Objective: Rewrite the items from the line with "Identify all the" up to and including the line with "bar bbox=[70, 209, 79, 322]" as a numbered list, skipping blank lines. Leave the picture out of your answer.

Extracted information:
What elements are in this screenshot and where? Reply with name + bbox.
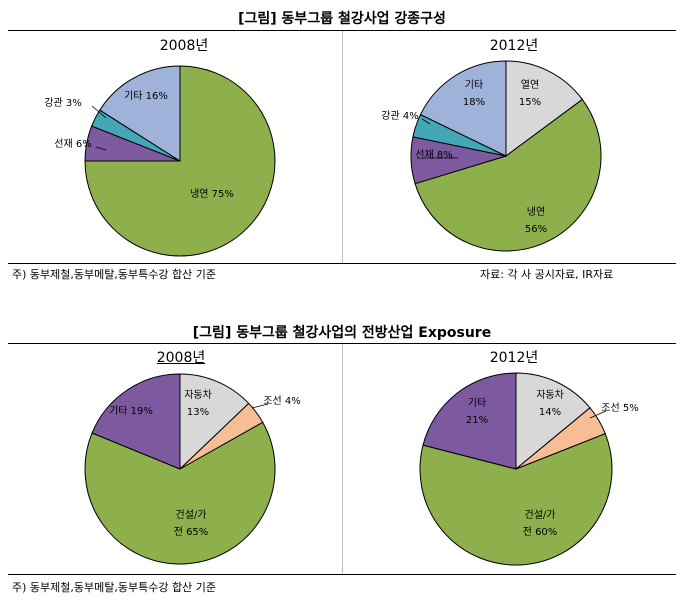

---

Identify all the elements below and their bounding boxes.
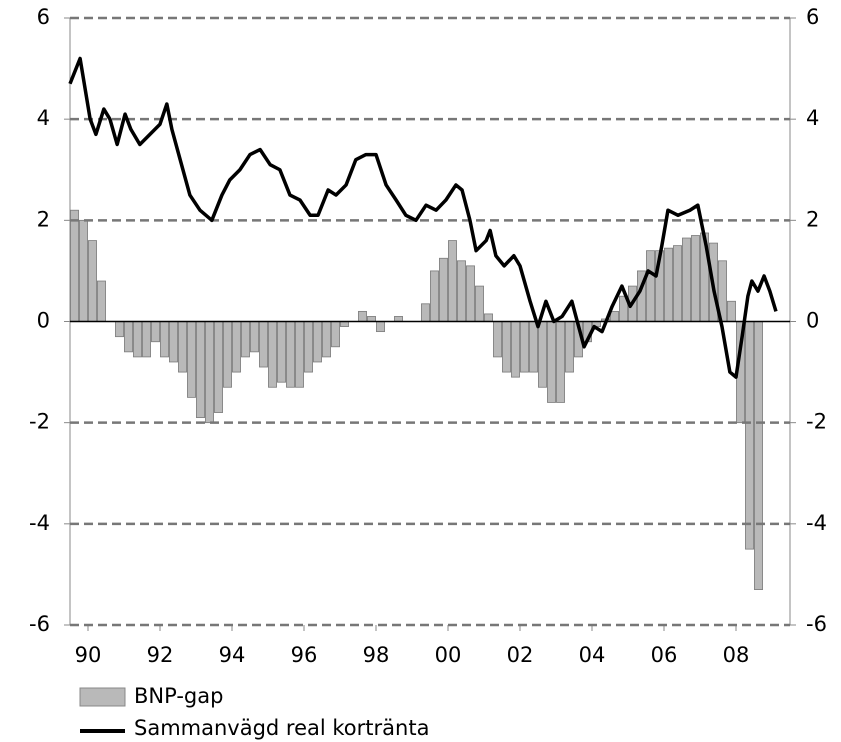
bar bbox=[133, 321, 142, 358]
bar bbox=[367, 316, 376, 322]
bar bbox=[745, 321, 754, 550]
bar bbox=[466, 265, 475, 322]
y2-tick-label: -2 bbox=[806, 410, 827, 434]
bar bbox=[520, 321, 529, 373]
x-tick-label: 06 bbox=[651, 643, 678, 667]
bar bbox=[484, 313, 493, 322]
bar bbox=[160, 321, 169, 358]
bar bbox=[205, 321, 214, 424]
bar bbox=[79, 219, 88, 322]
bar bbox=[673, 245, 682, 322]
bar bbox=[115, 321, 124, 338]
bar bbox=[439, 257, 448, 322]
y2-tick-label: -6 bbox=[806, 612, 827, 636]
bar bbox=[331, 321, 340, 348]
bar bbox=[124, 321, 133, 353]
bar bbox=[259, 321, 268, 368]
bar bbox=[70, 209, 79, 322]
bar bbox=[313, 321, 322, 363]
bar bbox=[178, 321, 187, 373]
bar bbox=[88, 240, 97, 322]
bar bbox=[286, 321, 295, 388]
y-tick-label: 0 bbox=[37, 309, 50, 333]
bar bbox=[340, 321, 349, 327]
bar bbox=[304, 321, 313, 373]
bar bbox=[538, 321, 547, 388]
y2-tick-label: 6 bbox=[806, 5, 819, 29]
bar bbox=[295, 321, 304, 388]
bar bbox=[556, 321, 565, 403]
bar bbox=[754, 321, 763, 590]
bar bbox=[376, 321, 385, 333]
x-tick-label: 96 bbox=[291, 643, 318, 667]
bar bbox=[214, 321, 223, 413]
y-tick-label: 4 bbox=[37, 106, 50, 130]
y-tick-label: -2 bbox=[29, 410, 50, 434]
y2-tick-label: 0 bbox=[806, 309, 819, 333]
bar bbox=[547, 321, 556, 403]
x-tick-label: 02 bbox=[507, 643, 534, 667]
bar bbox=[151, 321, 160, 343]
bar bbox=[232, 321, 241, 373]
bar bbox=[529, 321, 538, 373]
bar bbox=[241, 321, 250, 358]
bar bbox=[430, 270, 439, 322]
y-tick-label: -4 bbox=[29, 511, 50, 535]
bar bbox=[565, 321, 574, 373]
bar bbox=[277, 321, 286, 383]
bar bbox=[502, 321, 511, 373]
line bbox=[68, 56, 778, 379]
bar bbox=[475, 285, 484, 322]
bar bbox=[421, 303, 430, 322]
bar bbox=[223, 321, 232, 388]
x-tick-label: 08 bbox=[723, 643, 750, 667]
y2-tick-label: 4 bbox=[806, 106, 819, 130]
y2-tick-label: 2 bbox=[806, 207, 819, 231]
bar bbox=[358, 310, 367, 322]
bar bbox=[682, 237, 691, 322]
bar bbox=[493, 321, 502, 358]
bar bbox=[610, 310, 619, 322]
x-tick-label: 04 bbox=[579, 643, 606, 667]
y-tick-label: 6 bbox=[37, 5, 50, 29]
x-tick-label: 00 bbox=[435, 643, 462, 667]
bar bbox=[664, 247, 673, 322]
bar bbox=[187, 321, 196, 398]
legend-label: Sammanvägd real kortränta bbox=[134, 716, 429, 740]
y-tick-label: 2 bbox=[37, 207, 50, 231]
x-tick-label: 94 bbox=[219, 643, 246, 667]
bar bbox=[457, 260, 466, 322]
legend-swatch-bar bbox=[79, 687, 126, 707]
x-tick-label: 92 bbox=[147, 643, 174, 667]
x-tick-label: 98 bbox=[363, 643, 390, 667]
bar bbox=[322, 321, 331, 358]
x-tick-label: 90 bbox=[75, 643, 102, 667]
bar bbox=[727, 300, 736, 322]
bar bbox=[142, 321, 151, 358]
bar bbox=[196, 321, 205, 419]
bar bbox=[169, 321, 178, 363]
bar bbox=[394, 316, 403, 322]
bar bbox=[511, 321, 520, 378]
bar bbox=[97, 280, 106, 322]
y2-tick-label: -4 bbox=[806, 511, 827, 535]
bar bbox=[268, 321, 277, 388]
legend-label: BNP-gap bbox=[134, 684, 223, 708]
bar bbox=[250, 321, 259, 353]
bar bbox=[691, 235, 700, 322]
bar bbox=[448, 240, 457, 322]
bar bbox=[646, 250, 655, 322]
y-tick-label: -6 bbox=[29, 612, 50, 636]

Full solution:
1. Identify all the elements below and their bounding boxes.
2. bar bbox=[133, 321, 142, 358]
3. bar bbox=[367, 316, 376, 322]
4. bar bbox=[745, 321, 754, 550]
5. bar bbox=[466, 265, 475, 322]
6. y2-tick-label: -2 bbox=[806, 410, 827, 434]
7. bar bbox=[520, 321, 529, 373]
8. x-tick-label: 06 bbox=[651, 643, 678, 667]
9. bar bbox=[484, 313, 493, 322]
10. bar bbox=[160, 321, 169, 358]
11. bar bbox=[205, 321, 214, 424]
12. bar bbox=[79, 219, 88, 322]
13. bar bbox=[673, 245, 682, 322]
14. bar bbox=[115, 321, 124, 338]
15. bar bbox=[439, 257, 448, 322]
16. y2-tick-label: -6 bbox=[806, 612, 827, 636]
17. bar bbox=[331, 321, 340, 348]
18. bar bbox=[124, 321, 133, 353]
19. bar bbox=[259, 321, 268, 368]
20. bar bbox=[70, 209, 79, 322]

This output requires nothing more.